- _What is expected_: Copy out, unchanged, the lines of the records from the one holding "y-tick-label: 1 bbox=[56, 1956, 65, 1974]" through the one holding "x-tick-label: 10 bbox=[366, 1327, 384, 1345]", both included.

□ □ □ □ □ □ □

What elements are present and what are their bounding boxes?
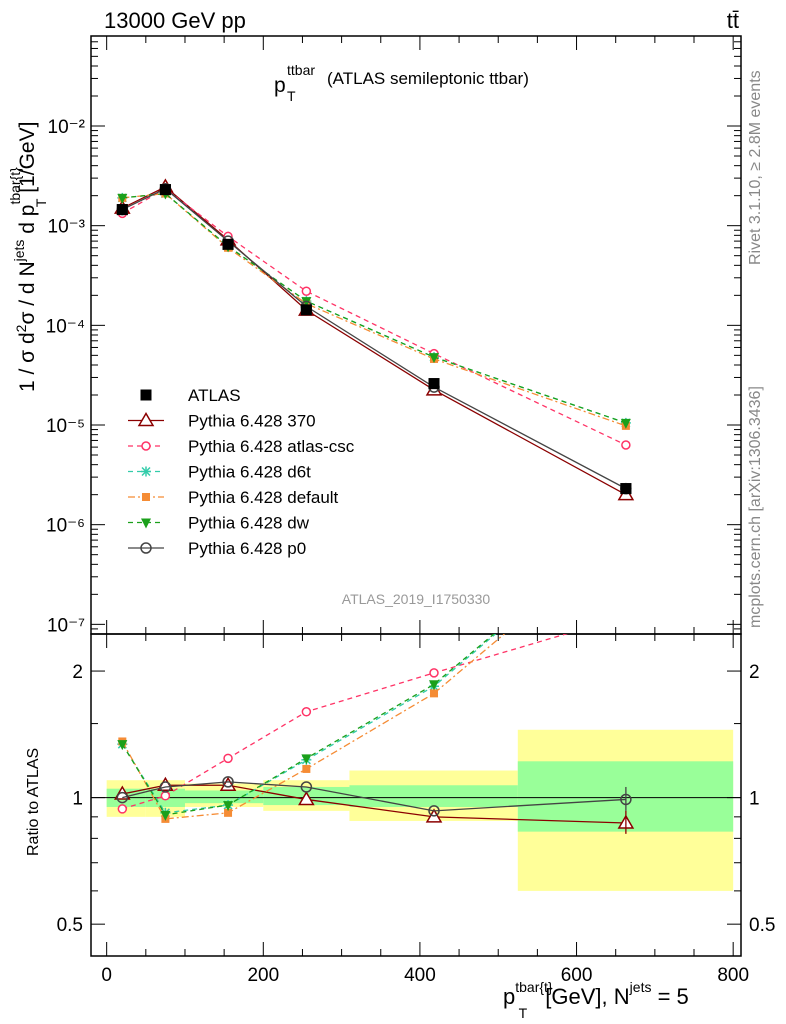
ratio-xtick-label: 400 [404,965,436,986]
legend-label-atlas_csc: Pythia 6.428 atlas-csc [188,437,355,456]
line-p370 [122,186,627,496]
ratio-point-p0 [300,781,313,793]
ratio-point-dw [429,680,440,691]
ratio-point-p0 [116,791,129,804]
ratio-xtick-label: 600 [561,965,593,986]
analysis-tag: ATLAS_2019_I1750330 [342,591,491,607]
ratio-point-atlas_csc [117,804,128,814]
ratio-line-p0 [122,781,626,812]
rivet-version-label: Rivet 3.1.10, ≥ 2.8M events [747,70,764,265]
legend-label-p0: Pythia 6.428 p0 [188,539,306,558]
main-ytick-label: 10⁻² [48,117,86,138]
ratio-line-atlas_csc [122,634,569,810]
point-atlas-top [159,184,171,196]
ratio-line-dw [121,634,495,816]
legend-label-p370: Pythia 6.428 370 [188,412,316,431]
ratio-ytick-label-right: 2 [749,662,760,683]
x-axis-label: ptbar{t} T [GeV], Njets = 5 [503,979,689,1021]
band-inner-4 [349,785,518,807]
ratio-xtick-label: 200 [247,965,279,986]
ratio-point-dw [301,754,312,765]
point-atlas_csc [301,286,312,296]
ratio-ytick-label-right: 1 [749,789,760,810]
ratio-line-p370 [122,784,626,824]
ratio-point-default [302,764,311,773]
plot-title-main: p [274,74,286,97]
legend-marker-atlas [140,389,152,401]
ratio-xtick-label: 800 [717,965,749,986]
main-ytick-label: 10⁻⁵ [46,416,85,437]
plot-title-sup: ttbar [287,62,315,78]
ratio-point-dw [223,801,234,812]
point-dw [117,193,128,204]
ratio-point-p370 [219,776,237,792]
point-dw [620,418,631,429]
ratio-point-dw [160,810,171,821]
legend-label-default: Pythia 6.428 default [188,488,339,507]
ratio-point-atlas_csc [223,753,233,764]
point-atlas_csc [621,440,631,450]
main-y-axis-label: 1 / σ d2σ / d Njets d ptbar{t} T [1/GeV] [7,122,49,392]
ratio-y-axis-label: Ratio to ATLAS [25,748,42,856]
ratio-point-p0 [222,776,234,788]
ratio-point-atlas_csc [429,668,439,678]
legend-marker-d6t [141,466,151,477]
main-panel-axes: 10⁻² 10⁻³ 10⁻⁴ 10⁻⁵ 10⁻⁶ 10⁻⁷ [46,35,742,636]
ratio-frame [90,633,742,957]
ratio-ytick-label-right: 0.5 [749,915,775,936]
legend-label-dw: Pythia 6.428 dw [188,514,310,533]
process-label: tt̄ [727,8,739,33]
legend-label-atlas: ATLAS [188,386,241,405]
main-ytick-label: 10⁻³ [48,217,86,238]
legend-marker-atlas_csc [141,441,151,451]
point-atlas-top [222,238,234,250]
ratio-uncertainty-bands [106,729,734,891]
line-atlas_csc [122,187,627,446]
plot-title-rest: (ATLAS semileptonic ttbar) [327,69,529,88]
mcplots-label: mcplots.cern.ch [arXiv:1306.3436] [747,386,764,628]
ratio-point-default [430,689,439,698]
legend-label-d6t: Pythia 6.428 d6t [188,463,311,482]
legend: ATLAS Pythia 6.428 370 Pythia 6.428 atlas-… [128,386,355,558]
ratio-point-p370 [298,790,315,806]
point-atlas-top [620,483,632,495]
line-p0 [122,187,627,490]
legend-marker-default [142,493,150,501]
ratio-point-p0 [159,781,172,793]
ratio-point-atlas_csc [160,791,171,801]
ratio-point-atlas_csc [301,707,312,717]
legend-marker-p370 [137,412,155,427]
energy-label: 13000 GeV pp [104,8,246,33]
plot-title-sub: T [287,88,296,104]
ratio-line-default [121,634,506,820]
legend-marker-dw [141,518,151,529]
point-atlas-top [428,378,440,390]
point-atlas-top [116,204,128,216]
ratio-panel-axes: 0 200 400 600 800 0.5 0.5 1 1 2 2 [57,633,775,986]
legend-marker-p0 [140,542,152,554]
point-dw [429,353,440,364]
main-ytick-label: 10⁻⁶ [46,516,85,537]
band-inner-2 [184,790,264,804]
main-panel-series [114,178,635,501]
ratio-point-default [224,808,233,817]
main-ytick-label: 10⁻⁷ [47,615,85,636]
ratio-point-dw [117,740,128,751]
ratio-ytick-label: 1 [72,789,83,810]
ratio-panel-series [114,634,635,834]
ratio-ytick-label: 0.5 [57,915,83,936]
main-ytick-label: 10⁻⁴ [46,316,85,337]
ratio-point-p0 [428,805,440,817]
ratio-ytick-label: 2 [72,662,83,683]
ratio-xtick-label: 0 [101,965,112,986]
point-atlas-top [300,304,312,316]
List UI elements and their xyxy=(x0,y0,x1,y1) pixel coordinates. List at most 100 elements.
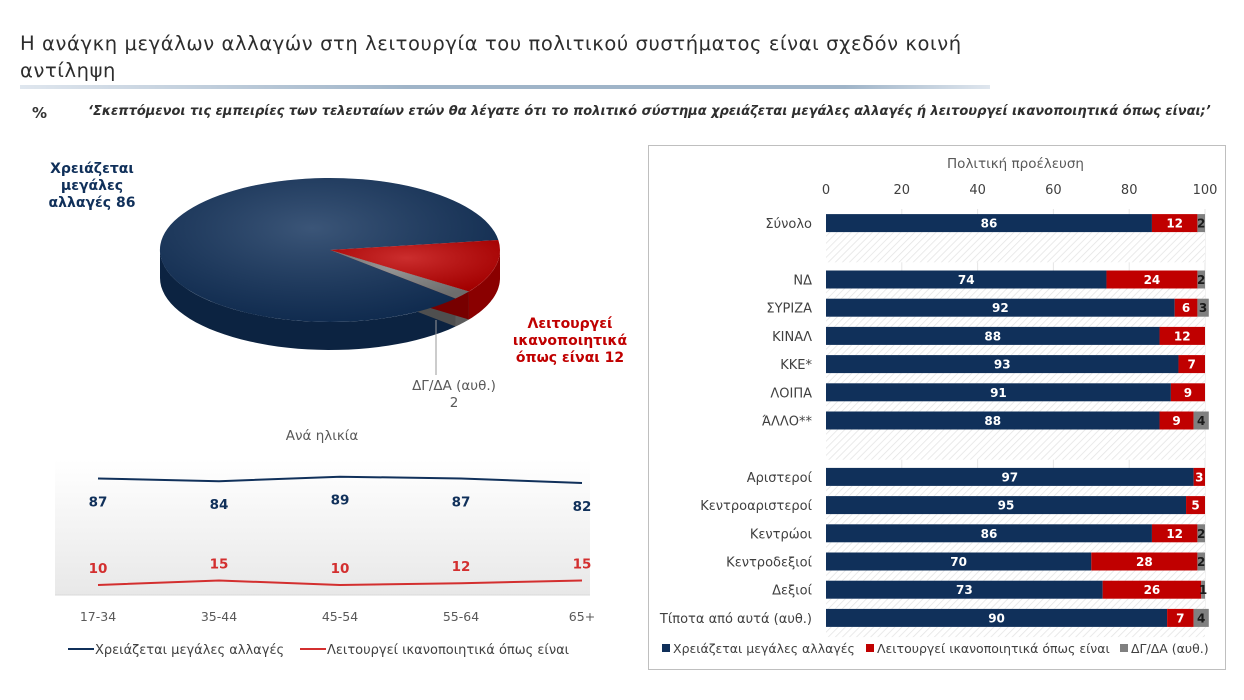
bar-segment-2 xyxy=(1193,608,1209,627)
chart-title: Ανά ηλικία xyxy=(286,428,359,444)
bar-value-label: 7 xyxy=(1176,611,1184,625)
bar-value-label: 12 xyxy=(1166,217,1183,231)
bar-segment-2 xyxy=(1197,552,1205,571)
bar-segment-1 xyxy=(1193,467,1205,486)
bar-value-label: 2 xyxy=(1197,527,1205,541)
bar-value-label: 5 xyxy=(1191,499,1199,513)
title-underline xyxy=(20,85,990,89)
data-label: 87 xyxy=(452,495,471,511)
row-label: Κεντροαριστεροί xyxy=(700,499,812,514)
pie-label-0: Χρειάζεται μεγάλες αλλαγές 86 xyxy=(49,161,136,211)
bar-value-label: 91 xyxy=(990,386,1007,400)
legend-label-1: Λειτουργεί ικανοποιητικά όπως είναι xyxy=(327,643,569,658)
row-band xyxy=(826,598,1205,609)
x-tick-label: 80 xyxy=(1121,183,1138,198)
bar-value-label: 7 xyxy=(1188,358,1196,372)
data-label: 15 xyxy=(573,557,592,573)
bar-segment-1 xyxy=(1106,270,1198,289)
pie-label-1: Λειτουργεί ικανοποιητικά όπως είναι 12 xyxy=(513,316,628,366)
pie-chart: Χρειάζεται μεγάλες αλλαγές 86 Λειτουργεί ικα… xyxy=(49,161,628,411)
bar-value-label: 28 xyxy=(1136,555,1153,569)
spacer-row xyxy=(826,437,1205,460)
row-band xyxy=(826,316,1205,327)
bar-value-label: 88 xyxy=(984,329,1001,343)
bar-segment-0 xyxy=(826,355,1179,374)
bar-segment-2 xyxy=(1197,270,1205,289)
row-band xyxy=(826,344,1205,356)
bar-value-label: 4 xyxy=(1197,414,1205,428)
bar-segment-0 xyxy=(826,524,1152,543)
bar-value-label: 90 xyxy=(988,611,1005,625)
bar-value-label: 12 xyxy=(1174,329,1191,343)
chart-title: Πολιτική προέλευση xyxy=(947,156,1084,172)
row-band xyxy=(826,232,1205,243)
legend-label-2: ΔΓ/ΔΑ (αυθ.) xyxy=(1131,641,1209,656)
page-title: Η ανάγκη μεγάλων αλλαγών στη λειτουργία … xyxy=(20,32,962,82)
x-tick-label: 35-44 xyxy=(201,609,237,624)
data-label: 87 xyxy=(89,495,108,511)
data-label: 10 xyxy=(89,561,108,577)
row-band xyxy=(826,429,1205,440)
pie-label-line: 2 xyxy=(450,395,459,411)
bar-value-label: 24 xyxy=(1144,273,1161,287)
bar-segment-2 xyxy=(1197,214,1205,233)
bar-segment-1 xyxy=(1151,214,1198,233)
row-label: ΝΔ xyxy=(793,274,812,289)
row-label: ΛΟΙΠΑ xyxy=(770,386,812,401)
data-label: 82 xyxy=(573,499,592,515)
bar-segment-0 xyxy=(826,383,1171,402)
bar-segment-2 xyxy=(1197,298,1209,317)
row-band xyxy=(826,288,1205,299)
bar-value-label: 88 xyxy=(984,414,1001,428)
bar-value-label: 93 xyxy=(994,358,1011,372)
pie-label-line: ικανοποιητικά xyxy=(513,333,628,349)
bar-segment-0 xyxy=(826,580,1103,599)
row-band xyxy=(826,514,1205,525)
bar-segment-1 xyxy=(1186,496,1205,515)
bar-value-label: 2 xyxy=(1197,555,1205,569)
bar-segment-0 xyxy=(826,608,1168,627)
legend-swatch-2 xyxy=(1120,644,1128,652)
row-label: Κεντρώοι xyxy=(750,527,812,542)
x-tick-label: 100 xyxy=(1193,183,1218,198)
bar-segment-0 xyxy=(826,496,1187,515)
row-label: Αριστεροί xyxy=(747,471,813,486)
bar-segment-1 xyxy=(1151,524,1198,543)
bar-value-label: 70 xyxy=(950,555,967,569)
legend-label-0: Χρειάζεται μεγάλες αλλαγές xyxy=(95,643,284,658)
legend-label-0: Χρειάζεται μεγάλες αλλαγές xyxy=(673,641,855,656)
bar-segment-1 xyxy=(1091,552,1198,571)
legend-swatch-0 xyxy=(662,644,670,652)
bar-value-label: 97 xyxy=(1001,470,1018,484)
legend-swatch-1 xyxy=(866,644,874,652)
data-label: 15 xyxy=(210,557,229,573)
pie-side-1 xyxy=(468,250,500,320)
bar-value-label: 6 xyxy=(1182,301,1190,315)
pie-label-line: αλλαγές 86 xyxy=(49,195,136,211)
bar-segment-0 xyxy=(826,270,1107,289)
data-label: 12 xyxy=(452,559,471,575)
bar-value-label: 2 xyxy=(1197,217,1205,231)
bar-segment-0 xyxy=(826,298,1175,317)
bar-value-label: 86 xyxy=(981,527,998,541)
pie-label-line: μεγάλες xyxy=(61,178,123,194)
bar-segment-2 xyxy=(1193,411,1209,430)
bar-segment-0 xyxy=(826,552,1092,571)
bar-segment-1 xyxy=(1174,298,1198,317)
bar-value-label: 74 xyxy=(958,273,975,287)
bar-segment-1 xyxy=(1170,383,1205,402)
line-series-1 xyxy=(97,579,583,587)
row-label: Τίποτα από αυτά (αυθ.) xyxy=(659,612,812,627)
percent-symbol: % xyxy=(32,104,48,122)
bar-value-label: 95 xyxy=(998,499,1015,513)
x-tick-label: 40 xyxy=(969,183,986,198)
spacer-row xyxy=(826,240,1205,263)
pie-label-line: ΔΓ/ΔΑ (αυθ.) xyxy=(412,378,496,394)
row-band xyxy=(826,542,1205,553)
bar-value-label: 86 xyxy=(981,217,998,231)
bar-segment-0 xyxy=(826,467,1194,486)
row-label: Κεντροδεξιοί xyxy=(726,556,812,571)
bar-value-label: 4 xyxy=(1197,611,1205,625)
plot-background xyxy=(55,460,590,595)
row-label: Σύνολο xyxy=(765,217,812,232)
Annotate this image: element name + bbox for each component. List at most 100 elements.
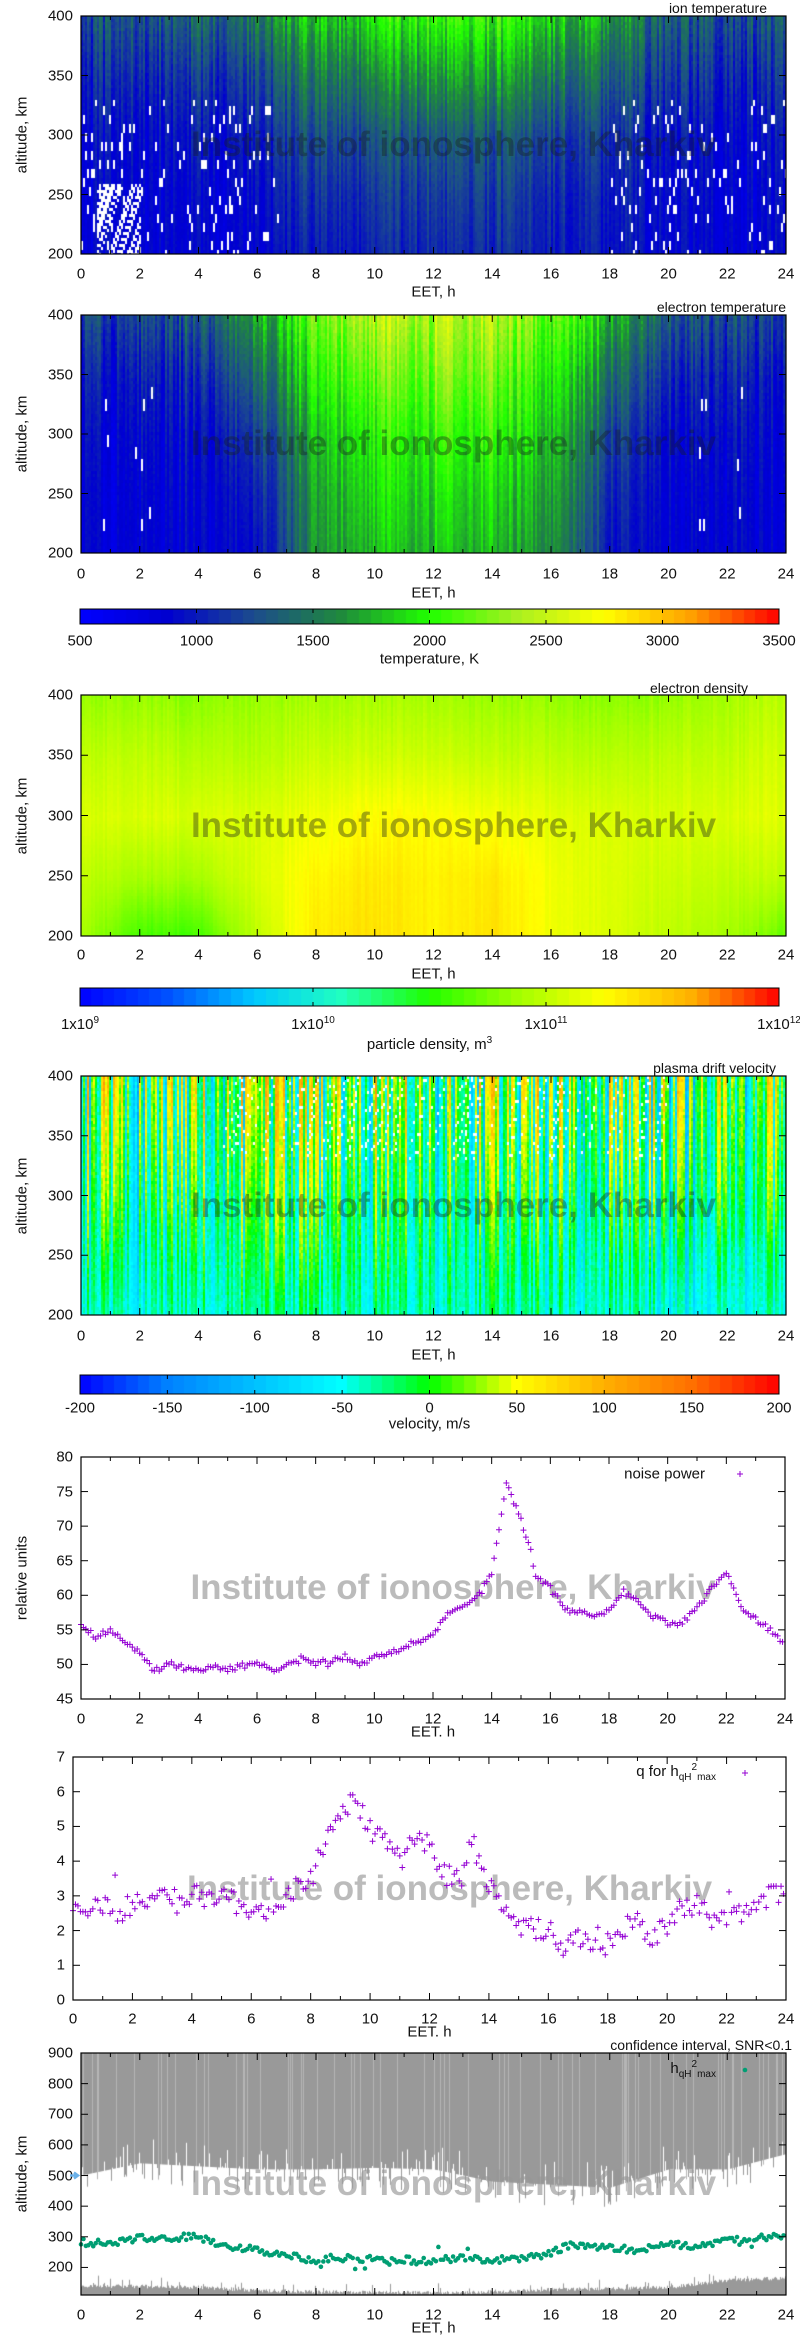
y-tick-label: 1 bbox=[56, 1956, 65, 1974]
x-tick-label: 10 bbox=[366, 265, 384, 283]
x-tick-label: 18 bbox=[601, 946, 619, 964]
heatmap-plasma-drift-velocity bbox=[81, 1076, 786, 1315]
x-tick-label: 10 bbox=[366, 1327, 384, 1345]
x-tick-label: 0 bbox=[68, 2010, 78, 2028]
y-tick-label: 400 bbox=[47, 306, 73, 324]
colorbar-tick-label: 2500 bbox=[529, 632, 563, 650]
tick-base: 1x10 bbox=[524, 1016, 558, 1033]
x-tick-label: 0 bbox=[76, 1327, 86, 1345]
x-tick-label: 8 bbox=[311, 1327, 321, 1345]
x-tick-label: 12 bbox=[421, 2010, 438, 2028]
x-axis-title: EET, h bbox=[411, 965, 456, 983]
y-tick-label: 200 bbox=[47, 245, 73, 263]
x-tick-label: 20 bbox=[660, 265, 677, 283]
x-axis-title: EET. h bbox=[410, 1723, 456, 1741]
plot-title: plasma drift velocity bbox=[653, 1060, 776, 1076]
colorbar-tick-label: -200 bbox=[64, 1399, 96, 1417]
y-tick-label: 0 bbox=[56, 1991, 65, 2009]
colorbar-title: particle density, m3 bbox=[366, 1036, 492, 1053]
y-tick-label: 6 bbox=[56, 1783, 65, 1801]
x-tick-label: 0 bbox=[76, 1710, 86, 1728]
x-tick-label: 10 bbox=[365, 1710, 383, 1728]
legend-label: hqH2max bbox=[670, 2060, 716, 2080]
x-tick-label: 4 bbox=[187, 2010, 196, 2028]
y-tick-label: 4 bbox=[56, 1852, 65, 1870]
x-tick-label: 4 bbox=[194, 1710, 203, 1728]
y-axis-title: altitude, km bbox=[13, 2135, 31, 2213]
x-tick-label: 22 bbox=[717, 1710, 735, 1728]
colorbar-tick-label: 1x109 bbox=[61, 1015, 100, 1033]
x-axis-title: EET, h bbox=[411, 584, 456, 602]
x-tick-label: 22 bbox=[718, 2010, 735, 2028]
legend-subscript: qH bbox=[678, 1772, 692, 1783]
colorbar-title-text: velocity, m/s bbox=[388, 1415, 471, 1433]
colorbar-tick-label: 1500 bbox=[296, 632, 330, 650]
x-tick-label: 16 bbox=[541, 1710, 559, 1728]
x-tick-label: 18 bbox=[601, 265, 619, 283]
x-tick-label: 20 bbox=[660, 946, 677, 964]
colorbar-tick-label: 500 bbox=[67, 632, 93, 650]
colorbar-title-text: particle density, m bbox=[366, 1036, 487, 1053]
y-tick-label: 250 bbox=[47, 186, 73, 203]
x-tick-label: 0 bbox=[76, 265, 86, 283]
x-tick-label: 8 bbox=[311, 946, 321, 964]
x-tick-label: 10 bbox=[361, 2010, 379, 2028]
tick-exponent: 9 bbox=[93, 1015, 100, 1026]
x-axis-title: EET. h bbox=[407, 2023, 452, 2041]
x-tick-label: 8 bbox=[311, 1710, 320, 1728]
y-tick-label: 300 bbox=[47, 2228, 73, 2246]
colorbar-title: temperature, K bbox=[380, 652, 479, 667]
x-tick-label: 2 bbox=[135, 565, 144, 583]
colorbar-tick-label: 1x1012 bbox=[757, 1015, 800, 1033]
x-tick-label: 24 bbox=[777, 2010, 795, 2028]
colorbar-tick-label: -50 bbox=[331, 1399, 353, 1417]
y-axis-title: altitude, km bbox=[13, 1157, 31, 1234]
y-tick-label: 80 bbox=[56, 1448, 73, 1466]
y-tick-label: 350 bbox=[47, 746, 73, 764]
x-tick-label: 12 bbox=[424, 1710, 442, 1728]
x-tick-label: 12 bbox=[425, 565, 442, 583]
x-tick-label: 6 bbox=[252, 1710, 262, 1728]
y-tick-label: 800 bbox=[47, 2075, 73, 2093]
x-tick-label: 14 bbox=[483, 565, 501, 583]
tick-base: 1x10 bbox=[757, 1016, 790, 1033]
x-tick-label: 0 bbox=[76, 565, 86, 583]
legend-subscript: max bbox=[697, 1772, 716, 1783]
x-tick-label: 6 bbox=[253, 946, 262, 964]
x-tick-label: 10 bbox=[366, 565, 384, 583]
x-tick-label: 18 bbox=[601, 2306, 619, 2324]
colorbar-tick-label: 150 bbox=[679, 1399, 705, 1417]
y-tick-label: 400 bbox=[47, 686, 73, 704]
x-tick-label: 24 bbox=[777, 1327, 795, 1345]
colorbar-tick-label: -100 bbox=[239, 1399, 270, 1417]
tick-exponent: 12 bbox=[789, 1015, 800, 1026]
y-tick-label: 700 bbox=[47, 2105, 73, 2123]
colorbar-tick-label: -150 bbox=[152, 1399, 183, 1417]
x-tick-label: 20 bbox=[660, 2306, 677, 2324]
x-tick-label: 4 bbox=[194, 1327, 203, 1345]
heatmap-electron-density bbox=[81, 695, 786, 936]
y-tick-label: 500 bbox=[47, 2167, 73, 2185]
confidence-interval-bands bbox=[81, 2053, 786, 2295]
x-tick-label: 10 bbox=[366, 946, 384, 964]
y-tick-label: 45 bbox=[56, 1690, 73, 1708]
y-axis-title: altitude, km bbox=[13, 96, 31, 174]
y-axis-title: relative units bbox=[13, 1535, 31, 1621]
x-tick-label: 16 bbox=[539, 2010, 557, 2028]
x-tick-label: 14 bbox=[483, 2306, 501, 2324]
y-tick-label: 300 bbox=[47, 126, 73, 144]
x-tick-label: 12 bbox=[425, 946, 442, 964]
colorbar-tick-label: 3000 bbox=[645, 632, 680, 650]
x-tick-label: 24 bbox=[776, 1710, 794, 1728]
y-tick-label: 250 bbox=[47, 867, 73, 885]
x-tick-label: 18 bbox=[601, 565, 619, 583]
x-tick-label: 6 bbox=[253, 565, 262, 583]
x-tick-label: 14 bbox=[483, 946, 501, 964]
colorbar-tick-label: 1x1011 bbox=[524, 1016, 568, 1033]
y-tick-label: 7 bbox=[56, 1748, 65, 1766]
y-axis-title: altitude, km bbox=[13, 777, 31, 854]
x-tick-label: 14 bbox=[480, 2010, 498, 2028]
colorbar-tick-label: 3500 bbox=[762, 632, 796, 650]
watermark: Institute of ionosphere, Kharkiv bbox=[186, 1868, 713, 1908]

□ □ □ □ □ □ □

- _Final result_:
y-tick-label: 1 bbox=[56, 1956, 65, 1974]
x-tick-label: 10 bbox=[366, 265, 384, 283]
x-tick-label: 18 bbox=[601, 946, 619, 964]
heatmap-plasma-drift-velocity bbox=[81, 1076, 786, 1315]
x-tick-label: 10 bbox=[366, 1327, 384, 1345]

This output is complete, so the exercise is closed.